[Stored records]

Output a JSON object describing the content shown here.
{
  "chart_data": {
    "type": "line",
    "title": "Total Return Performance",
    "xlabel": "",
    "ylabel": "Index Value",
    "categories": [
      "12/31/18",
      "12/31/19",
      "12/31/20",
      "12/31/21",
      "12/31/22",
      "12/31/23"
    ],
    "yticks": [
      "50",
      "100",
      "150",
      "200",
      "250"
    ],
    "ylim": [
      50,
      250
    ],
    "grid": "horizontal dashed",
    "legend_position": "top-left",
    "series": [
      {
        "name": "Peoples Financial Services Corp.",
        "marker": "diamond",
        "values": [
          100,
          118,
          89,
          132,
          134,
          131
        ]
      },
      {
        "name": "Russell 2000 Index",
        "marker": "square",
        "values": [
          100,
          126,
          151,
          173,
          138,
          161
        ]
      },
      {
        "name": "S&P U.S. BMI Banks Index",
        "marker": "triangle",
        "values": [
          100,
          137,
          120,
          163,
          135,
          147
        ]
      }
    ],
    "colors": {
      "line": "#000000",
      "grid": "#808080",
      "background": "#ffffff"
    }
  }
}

...

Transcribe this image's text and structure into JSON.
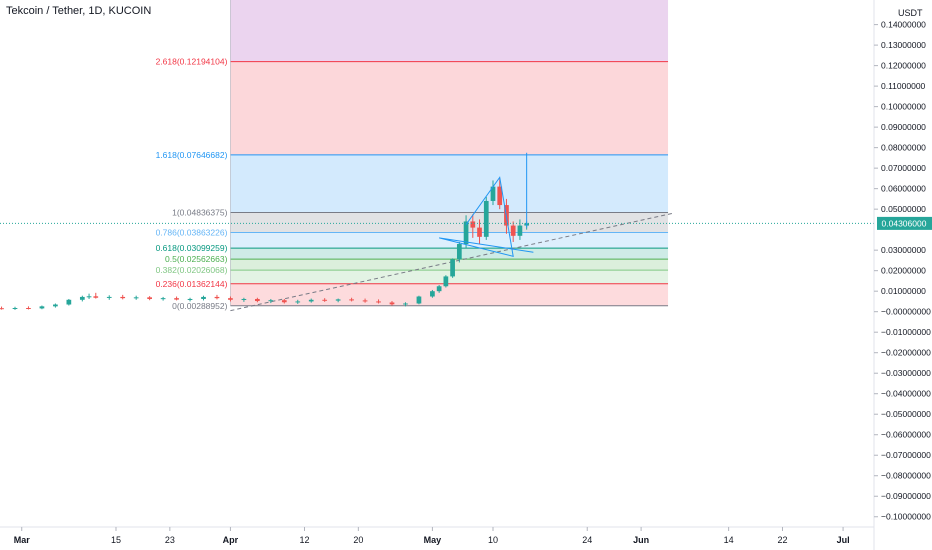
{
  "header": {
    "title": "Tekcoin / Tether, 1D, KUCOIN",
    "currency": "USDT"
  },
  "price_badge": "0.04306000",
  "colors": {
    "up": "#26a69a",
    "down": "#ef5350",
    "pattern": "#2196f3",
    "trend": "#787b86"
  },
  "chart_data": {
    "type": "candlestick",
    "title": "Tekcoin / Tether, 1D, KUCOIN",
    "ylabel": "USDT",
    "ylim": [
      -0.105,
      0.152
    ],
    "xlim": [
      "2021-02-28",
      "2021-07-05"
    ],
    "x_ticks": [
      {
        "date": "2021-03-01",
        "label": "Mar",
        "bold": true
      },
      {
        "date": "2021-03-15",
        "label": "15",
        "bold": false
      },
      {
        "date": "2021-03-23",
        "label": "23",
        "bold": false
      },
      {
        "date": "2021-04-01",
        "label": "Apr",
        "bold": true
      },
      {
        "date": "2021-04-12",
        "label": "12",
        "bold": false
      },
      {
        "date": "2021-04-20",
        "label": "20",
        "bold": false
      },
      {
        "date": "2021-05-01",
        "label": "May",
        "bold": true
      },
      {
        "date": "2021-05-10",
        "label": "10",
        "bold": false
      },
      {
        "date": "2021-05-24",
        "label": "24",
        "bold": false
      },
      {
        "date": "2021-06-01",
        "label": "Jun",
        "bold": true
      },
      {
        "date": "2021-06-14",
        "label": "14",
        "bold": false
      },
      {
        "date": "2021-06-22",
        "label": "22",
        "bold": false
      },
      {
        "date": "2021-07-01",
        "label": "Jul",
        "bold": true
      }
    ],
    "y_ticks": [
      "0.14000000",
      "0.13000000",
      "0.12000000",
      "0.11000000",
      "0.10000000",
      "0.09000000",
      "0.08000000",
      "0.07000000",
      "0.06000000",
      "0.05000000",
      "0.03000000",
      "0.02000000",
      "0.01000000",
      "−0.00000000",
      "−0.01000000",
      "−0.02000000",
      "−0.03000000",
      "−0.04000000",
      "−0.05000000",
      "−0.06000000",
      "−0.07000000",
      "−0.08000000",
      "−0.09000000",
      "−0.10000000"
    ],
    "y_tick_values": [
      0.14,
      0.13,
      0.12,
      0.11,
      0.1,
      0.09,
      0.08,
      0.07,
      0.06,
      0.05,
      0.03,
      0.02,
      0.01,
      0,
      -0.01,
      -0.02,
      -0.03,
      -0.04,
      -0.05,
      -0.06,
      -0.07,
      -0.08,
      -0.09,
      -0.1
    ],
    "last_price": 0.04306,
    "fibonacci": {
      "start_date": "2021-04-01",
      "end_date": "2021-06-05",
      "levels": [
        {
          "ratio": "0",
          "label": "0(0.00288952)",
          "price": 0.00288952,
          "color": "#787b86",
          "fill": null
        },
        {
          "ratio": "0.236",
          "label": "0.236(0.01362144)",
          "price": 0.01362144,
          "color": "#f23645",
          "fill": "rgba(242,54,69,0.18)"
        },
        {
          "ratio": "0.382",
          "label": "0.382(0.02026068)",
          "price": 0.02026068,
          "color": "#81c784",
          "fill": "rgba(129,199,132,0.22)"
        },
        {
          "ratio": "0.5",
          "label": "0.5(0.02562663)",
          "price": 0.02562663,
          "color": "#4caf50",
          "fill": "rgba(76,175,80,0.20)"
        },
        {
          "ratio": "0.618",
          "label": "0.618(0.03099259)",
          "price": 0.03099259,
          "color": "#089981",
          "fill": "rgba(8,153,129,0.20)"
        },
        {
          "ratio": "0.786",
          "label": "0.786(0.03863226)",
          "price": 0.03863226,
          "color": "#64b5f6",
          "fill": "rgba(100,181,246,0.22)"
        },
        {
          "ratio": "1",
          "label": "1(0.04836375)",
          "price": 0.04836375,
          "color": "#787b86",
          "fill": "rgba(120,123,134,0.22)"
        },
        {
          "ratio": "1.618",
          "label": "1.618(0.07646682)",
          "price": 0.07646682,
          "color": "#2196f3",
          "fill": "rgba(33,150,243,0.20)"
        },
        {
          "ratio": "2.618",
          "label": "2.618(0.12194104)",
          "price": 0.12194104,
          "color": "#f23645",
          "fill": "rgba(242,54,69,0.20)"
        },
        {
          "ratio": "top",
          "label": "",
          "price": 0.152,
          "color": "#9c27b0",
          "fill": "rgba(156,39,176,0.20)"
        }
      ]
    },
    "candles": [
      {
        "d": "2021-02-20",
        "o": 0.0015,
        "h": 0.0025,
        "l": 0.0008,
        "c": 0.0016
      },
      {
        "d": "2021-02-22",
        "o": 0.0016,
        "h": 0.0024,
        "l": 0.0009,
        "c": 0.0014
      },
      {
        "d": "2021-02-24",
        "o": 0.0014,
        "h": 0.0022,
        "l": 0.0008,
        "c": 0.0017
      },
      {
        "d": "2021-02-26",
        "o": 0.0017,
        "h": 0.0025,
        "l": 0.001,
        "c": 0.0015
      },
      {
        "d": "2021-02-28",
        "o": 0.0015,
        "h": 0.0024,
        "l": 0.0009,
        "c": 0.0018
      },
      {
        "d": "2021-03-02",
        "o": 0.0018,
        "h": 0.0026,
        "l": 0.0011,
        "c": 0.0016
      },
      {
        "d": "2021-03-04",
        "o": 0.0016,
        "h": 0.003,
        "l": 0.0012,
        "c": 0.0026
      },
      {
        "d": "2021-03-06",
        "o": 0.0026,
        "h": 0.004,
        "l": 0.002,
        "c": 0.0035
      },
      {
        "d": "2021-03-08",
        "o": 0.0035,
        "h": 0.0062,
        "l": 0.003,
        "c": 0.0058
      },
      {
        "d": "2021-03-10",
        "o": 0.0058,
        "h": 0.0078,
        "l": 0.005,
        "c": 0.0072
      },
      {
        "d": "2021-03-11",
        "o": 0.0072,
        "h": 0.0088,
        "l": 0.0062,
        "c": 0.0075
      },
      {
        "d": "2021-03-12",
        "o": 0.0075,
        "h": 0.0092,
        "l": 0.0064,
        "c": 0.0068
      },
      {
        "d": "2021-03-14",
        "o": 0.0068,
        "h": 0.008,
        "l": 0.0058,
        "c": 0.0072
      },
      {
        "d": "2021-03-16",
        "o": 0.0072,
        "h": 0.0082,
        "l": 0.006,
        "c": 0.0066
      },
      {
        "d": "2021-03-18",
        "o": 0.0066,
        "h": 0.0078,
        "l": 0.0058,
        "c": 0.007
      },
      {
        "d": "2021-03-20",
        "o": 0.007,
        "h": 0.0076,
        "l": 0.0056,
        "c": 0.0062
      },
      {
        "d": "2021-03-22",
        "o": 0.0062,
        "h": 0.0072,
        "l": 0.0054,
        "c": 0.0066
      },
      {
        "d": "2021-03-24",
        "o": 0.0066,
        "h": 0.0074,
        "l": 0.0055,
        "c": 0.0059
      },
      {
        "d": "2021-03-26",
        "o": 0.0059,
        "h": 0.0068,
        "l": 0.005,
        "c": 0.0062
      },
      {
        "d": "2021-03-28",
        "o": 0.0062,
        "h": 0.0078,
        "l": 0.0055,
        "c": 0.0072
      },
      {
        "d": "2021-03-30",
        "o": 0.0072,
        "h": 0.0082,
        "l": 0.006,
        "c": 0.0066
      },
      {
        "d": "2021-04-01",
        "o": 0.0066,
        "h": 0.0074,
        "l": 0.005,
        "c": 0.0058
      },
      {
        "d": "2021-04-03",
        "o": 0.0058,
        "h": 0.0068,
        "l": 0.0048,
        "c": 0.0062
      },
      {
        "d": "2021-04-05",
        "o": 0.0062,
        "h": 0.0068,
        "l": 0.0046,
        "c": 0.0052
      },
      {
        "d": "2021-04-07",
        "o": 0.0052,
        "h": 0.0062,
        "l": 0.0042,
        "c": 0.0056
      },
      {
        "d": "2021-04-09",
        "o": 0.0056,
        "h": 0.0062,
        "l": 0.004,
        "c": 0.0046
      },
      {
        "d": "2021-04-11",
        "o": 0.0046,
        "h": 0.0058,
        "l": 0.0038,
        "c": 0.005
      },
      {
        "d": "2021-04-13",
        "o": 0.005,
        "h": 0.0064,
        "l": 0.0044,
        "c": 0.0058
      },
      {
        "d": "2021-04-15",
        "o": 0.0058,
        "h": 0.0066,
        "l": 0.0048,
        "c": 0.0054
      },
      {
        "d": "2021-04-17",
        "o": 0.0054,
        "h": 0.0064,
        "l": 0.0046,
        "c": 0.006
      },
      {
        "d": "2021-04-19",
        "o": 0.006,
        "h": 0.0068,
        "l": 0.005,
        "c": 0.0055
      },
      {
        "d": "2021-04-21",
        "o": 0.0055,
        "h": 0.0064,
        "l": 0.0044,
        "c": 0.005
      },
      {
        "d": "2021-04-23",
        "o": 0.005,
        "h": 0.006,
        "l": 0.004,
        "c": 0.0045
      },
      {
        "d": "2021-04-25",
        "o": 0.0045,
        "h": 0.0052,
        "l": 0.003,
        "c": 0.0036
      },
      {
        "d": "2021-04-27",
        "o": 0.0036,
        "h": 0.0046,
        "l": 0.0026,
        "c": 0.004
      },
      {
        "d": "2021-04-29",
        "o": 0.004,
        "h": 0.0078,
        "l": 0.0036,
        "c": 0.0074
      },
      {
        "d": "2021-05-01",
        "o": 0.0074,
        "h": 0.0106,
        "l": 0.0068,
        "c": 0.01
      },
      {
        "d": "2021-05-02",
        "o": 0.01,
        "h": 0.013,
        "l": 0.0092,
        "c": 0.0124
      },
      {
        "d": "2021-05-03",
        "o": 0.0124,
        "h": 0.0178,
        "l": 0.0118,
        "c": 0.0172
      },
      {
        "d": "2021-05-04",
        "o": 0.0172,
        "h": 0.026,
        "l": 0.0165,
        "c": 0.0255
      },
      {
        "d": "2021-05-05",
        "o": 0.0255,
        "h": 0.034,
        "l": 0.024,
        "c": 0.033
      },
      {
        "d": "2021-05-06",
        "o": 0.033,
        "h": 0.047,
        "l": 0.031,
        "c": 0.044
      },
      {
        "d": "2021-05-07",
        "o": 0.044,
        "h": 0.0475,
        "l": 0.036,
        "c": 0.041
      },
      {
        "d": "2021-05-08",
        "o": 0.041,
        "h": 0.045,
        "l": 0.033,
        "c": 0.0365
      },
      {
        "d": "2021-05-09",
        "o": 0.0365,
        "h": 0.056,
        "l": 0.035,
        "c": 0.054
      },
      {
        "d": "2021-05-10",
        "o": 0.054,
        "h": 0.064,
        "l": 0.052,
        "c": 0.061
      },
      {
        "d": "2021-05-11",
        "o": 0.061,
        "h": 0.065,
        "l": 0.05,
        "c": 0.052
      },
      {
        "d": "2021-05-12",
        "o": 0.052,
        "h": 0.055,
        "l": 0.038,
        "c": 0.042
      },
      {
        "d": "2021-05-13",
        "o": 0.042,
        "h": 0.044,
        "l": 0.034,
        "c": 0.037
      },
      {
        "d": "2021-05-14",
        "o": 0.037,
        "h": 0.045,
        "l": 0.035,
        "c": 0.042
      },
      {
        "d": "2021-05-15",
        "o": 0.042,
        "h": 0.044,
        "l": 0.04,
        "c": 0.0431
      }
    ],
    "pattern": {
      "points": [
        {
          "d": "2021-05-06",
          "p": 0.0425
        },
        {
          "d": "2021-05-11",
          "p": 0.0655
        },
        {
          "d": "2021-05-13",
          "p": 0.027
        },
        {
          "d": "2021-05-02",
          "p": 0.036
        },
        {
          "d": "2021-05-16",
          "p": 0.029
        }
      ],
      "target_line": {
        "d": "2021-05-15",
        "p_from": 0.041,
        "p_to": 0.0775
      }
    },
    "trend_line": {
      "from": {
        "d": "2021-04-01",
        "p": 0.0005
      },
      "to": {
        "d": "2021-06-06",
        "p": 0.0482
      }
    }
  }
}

■ WORK TO DO:
From the listing above, copy every line that holds the string "rgba".

■ ANSWER TO THE EXERCISE:
          "fill": "rgba(242,54,69,0.18)"
          "fill": "rgba(129,199,132,0.22)"
          "fill": "rgba(76,175,80,0.20)"
          "fill": "rgba(8,153,129,0.20)"
          "fill": "rgba(100,181,246,0.22)"
          "fill": "rgba(120,123,134,0.22)"
          "fill": "rgba(33,150,243,0.20)"
          "fill": "rgba(242,54,69,0.20)"
          "fill": "rgba(156,39,176,0.20)"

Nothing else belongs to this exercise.